▶ GIVEN TASK:
Make a verbatim copy of the entries below; pictures stay out.
-- START DATA EXTRACT --
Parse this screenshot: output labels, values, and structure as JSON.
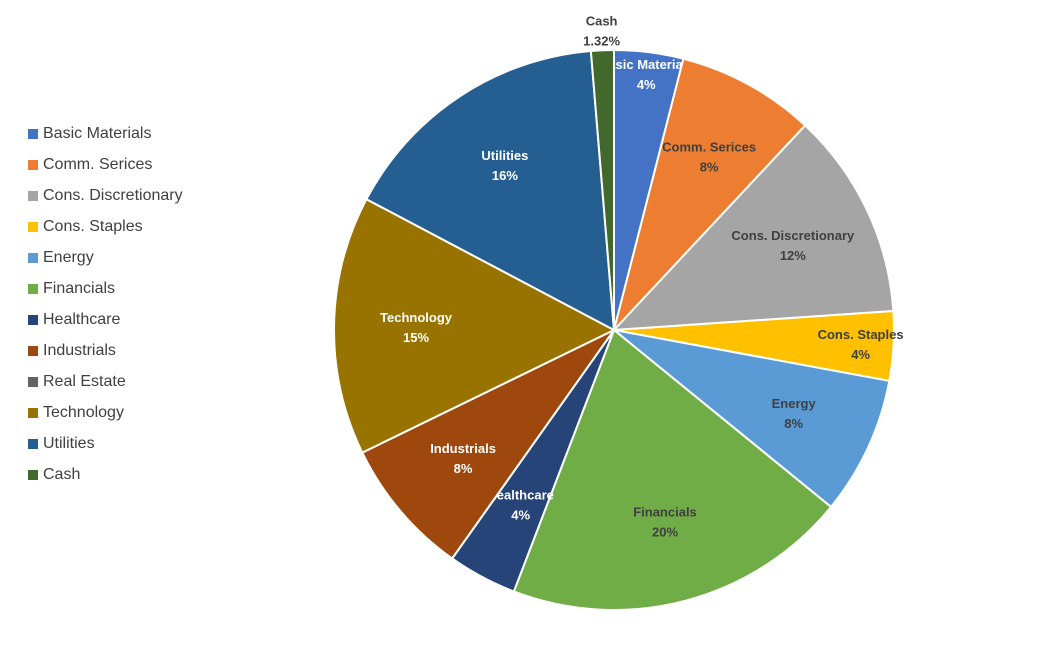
{
  "chart_data": {
    "type": "pie",
    "title": "",
    "legend_position": "left",
    "slices": [
      {
        "name": "Basic Materials",
        "value": 4,
        "label": "4%",
        "color": "#4472C4",
        "text_color": "#FFFFFF"
      },
      {
        "name": "Comm. Serices",
        "value": 8,
        "label": "8%",
        "color": "#ED7D31",
        "text_color": "#404040"
      },
      {
        "name": "Cons. Discretionary",
        "value": 12,
        "label": "12%",
        "color": "#A5A5A5",
        "text_color": "#404040"
      },
      {
        "name": "Cons. Staples",
        "value": 4,
        "label": "4%",
        "color": "#FFC000",
        "text_color": "#404040"
      },
      {
        "name": "Energy",
        "value": 8,
        "label": "8%",
        "color": "#5B9BD5",
        "text_color": "#404040"
      },
      {
        "name": "Financials",
        "value": 20,
        "label": "20%",
        "color": "#70AD47",
        "text_color": "#404040"
      },
      {
        "name": "Healthcare",
        "value": 4,
        "label": "4%",
        "color": "#264478",
        "text_color": "#FFFFFF"
      },
      {
        "name": "Industrials",
        "value": 8,
        "label": "8%",
        "color": "#9E480E",
        "text_color": "#FFFFFF"
      },
      {
        "name": "Real Estate",
        "value": 0,
        "label": "",
        "color": "#636363",
        "text_color": "#FFFFFF"
      },
      {
        "name": "Technology",
        "value": 15,
        "label": "15%",
        "color": "#997300",
        "text_color": "#FFFFFF"
      },
      {
        "name": "Utilities",
        "value": 16,
        "label": "16%",
        "color": "#255E91",
        "text_color": "#FFFFFF"
      },
      {
        "name": "Cash",
        "value": 1.32,
        "label": "1.32%",
        "color": "#43682B",
        "text_color": "#404040"
      }
    ]
  }
}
-- END DATA EXTRACT --
▶ OUTPUT OF THE EXERCISE:
Parse this screenshot: output labels, values, and structure as JSON.
{
  "chart_data": {
    "type": "pie",
    "title": "",
    "legend_position": "left",
    "slices": [
      {
        "name": "Basic Materials",
        "value": 4,
        "label": "4%",
        "color": "#4472C4",
        "text_color": "#FFFFFF"
      },
      {
        "name": "Comm. Serices",
        "value": 8,
        "label": "8%",
        "color": "#ED7D31",
        "text_color": "#404040"
      },
      {
        "name": "Cons. Discretionary",
        "value": 12,
        "label": "12%",
        "color": "#A5A5A5",
        "text_color": "#404040"
      },
      {
        "name": "Cons. Staples",
        "value": 4,
        "label": "4%",
        "color": "#FFC000",
        "text_color": "#404040"
      },
      {
        "name": "Energy",
        "value": 8,
        "label": "8%",
        "color": "#5B9BD5",
        "text_color": "#404040"
      },
      {
        "name": "Financials",
        "value": 20,
        "label": "20%",
        "color": "#70AD47",
        "text_color": "#404040"
      },
      {
        "name": "Healthcare",
        "value": 4,
        "label": "4%",
        "color": "#264478",
        "text_color": "#FFFFFF"
      },
      {
        "name": "Industrials",
        "value": 8,
        "label": "8%",
        "color": "#9E480E",
        "text_color": "#FFFFFF"
      },
      {
        "name": "Real Estate",
        "value": 0,
        "label": "",
        "color": "#636363",
        "text_color": "#FFFFFF"
      },
      {
        "name": "Technology",
        "value": 15,
        "label": "15%",
        "color": "#997300",
        "text_color": "#FFFFFF"
      },
      {
        "name": "Utilities",
        "value": 16,
        "label": "16%",
        "color": "#255E91",
        "text_color": "#FFFFFF"
      },
      {
        "name": "Cash",
        "value": 1.32,
        "label": "1.32%",
        "color": "#43682B",
        "text_color": "#404040"
      }
    ]
  }
}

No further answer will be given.